**WRITTEN INSTRUCTION A**
Answer these questions about the court opinion below:
(i) In which county is the town of Barnett?
(ii) On what day was the election on the $30,000 subscription held?
(iii) What value did the second finding place on the grading, bridging, tieing, laying track and surfacing in the town?

Illinois Midland Railway Co. v. Supervisor

Mr. Chief Justice Sheldon

delivered the opinion of the Court:

This is a petition for a mandamus, filed in this court, to compel the issue to the petitioner, by the supervisor of the town of Barnett, in De Witt county, of $30,000 of bonds of said town.

The petition sets forth, that on the 10th day of August, 1869, in pursuance of “An act to incorporate the Peoria, Atlanta and Decatur Bailroad Company,” approved March 1, 1869, (Private Laws, 1869, vol. 3, p. 173,) there was submitted to the voters of said town, at an election held for the purpose, the question of subscribing $30,000 to the capital stock of said company, by the town; that a majority of the votes were cast for such subscription, provided the grading, bridging End tieing of the road should be completed in the township before the delivery of the bonds. Upon such a vote the act makes it the duty of the supervisor of the town, without unnecessary delay, to make the subscription and to issue and deliver to the company the bonds of the town to the amount of the subscription. The petition alleges, that on the 15th day of October, 1874, the company, in pursuance of the act of March 26, 1872, duly changed its name to that of the Ulinois Midland Bail way Company. Other sufficient allegations are made to entitle the petitioner to the bonds. Answer was made traversing the allegations of the petition, and setting up matters of defense.

The cause was sent to the De Witt circuit court for trial of issues of fact.

A large number of findings of fact by the jury upon such issues have been returned.

Motions to set aside certain findings were made by each party, and overruled by the circuit court, and exceptions taken.

The only findings which defendants moved to set aside were the 2d, 4th, 8th and 33d.

The second, found the value of the grading, bridging, tieing, laying track and surfacing in the town, to be $11,000. The evidence sustains this finding; and if it did not, the finding is an immaterial one.

Annotated element entries:
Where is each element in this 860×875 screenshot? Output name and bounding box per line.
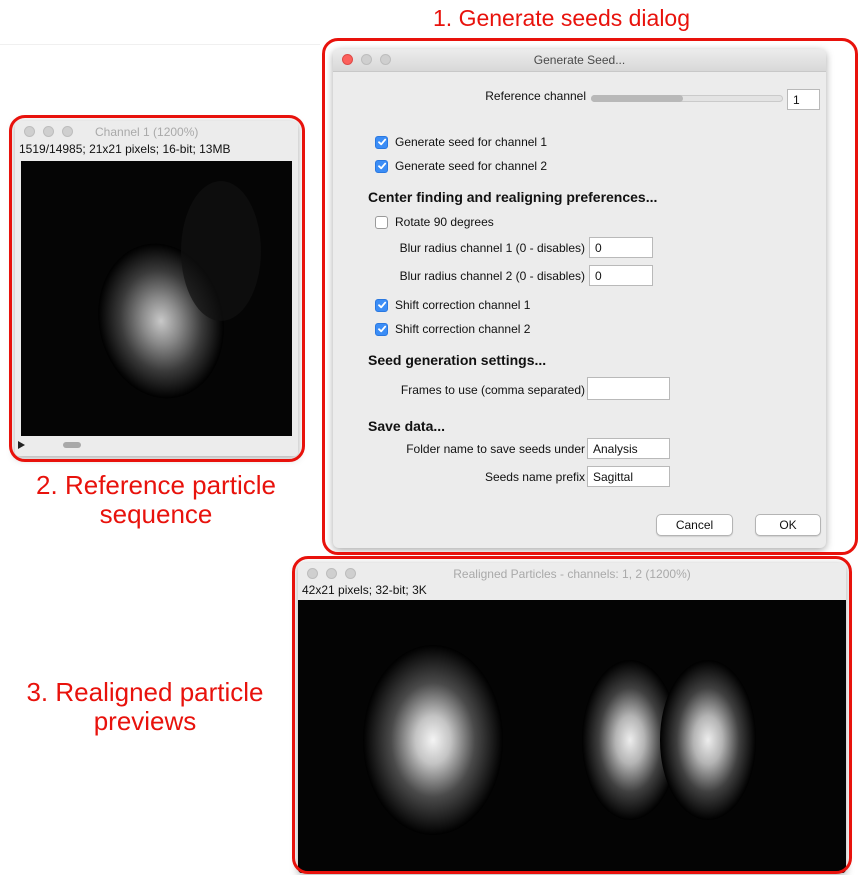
annotation-generate-seeds-dialog: 1. Generate seeds dialog	[433, 5, 691, 31]
annotation-reference-particle: 2. Reference particle sequence	[8, 470, 304, 530]
annotation-line: previews	[93, 706, 197, 737]
annotation-line: 3. Realigned particle	[26, 677, 264, 707]
annotation-box-realigned-particles	[292, 556, 852, 874]
annotation-realigned-particle: 3. Realigned particle previews	[0, 677, 290, 737]
background-divider	[0, 44, 320, 45]
annotation-box-generate-seeds	[322, 38, 858, 555]
annotation-line: 2. Reference particle	[36, 470, 276, 500]
annotation-box-reference-particle	[9, 115, 305, 462]
annotation-line: sequence	[99, 499, 213, 530]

**WRITTEN INSTRUCTION B**
In the records, copy the lines exactly, starting at the line that has "annotation-generate-seeds-dialog: 1. Generate" and stopping after the line that has "44, 320, 45]".

**WORKED SOLUTION A**
(i) De Witt county
(ii) The 10th day of August, 1869
(iii) $11,000

**WORKED SOLUTION B**
annotation-generate-seeds-dialog: 1. Generate seeds dialog	[433, 5, 691, 31]
annotation-reference-particle: 2. Reference particle sequence	[8, 470, 304, 530]
annotation-line: previews	[93, 706, 197, 737]
annotation-line: 3. Realigned particle	[26, 677, 264, 707]
annotation-box-realigned-particles	[292, 556, 852, 874]
annotation-realigned-particle: 3. Realigned particle previews	[0, 677, 290, 737]
background-divider	[0, 44, 320, 45]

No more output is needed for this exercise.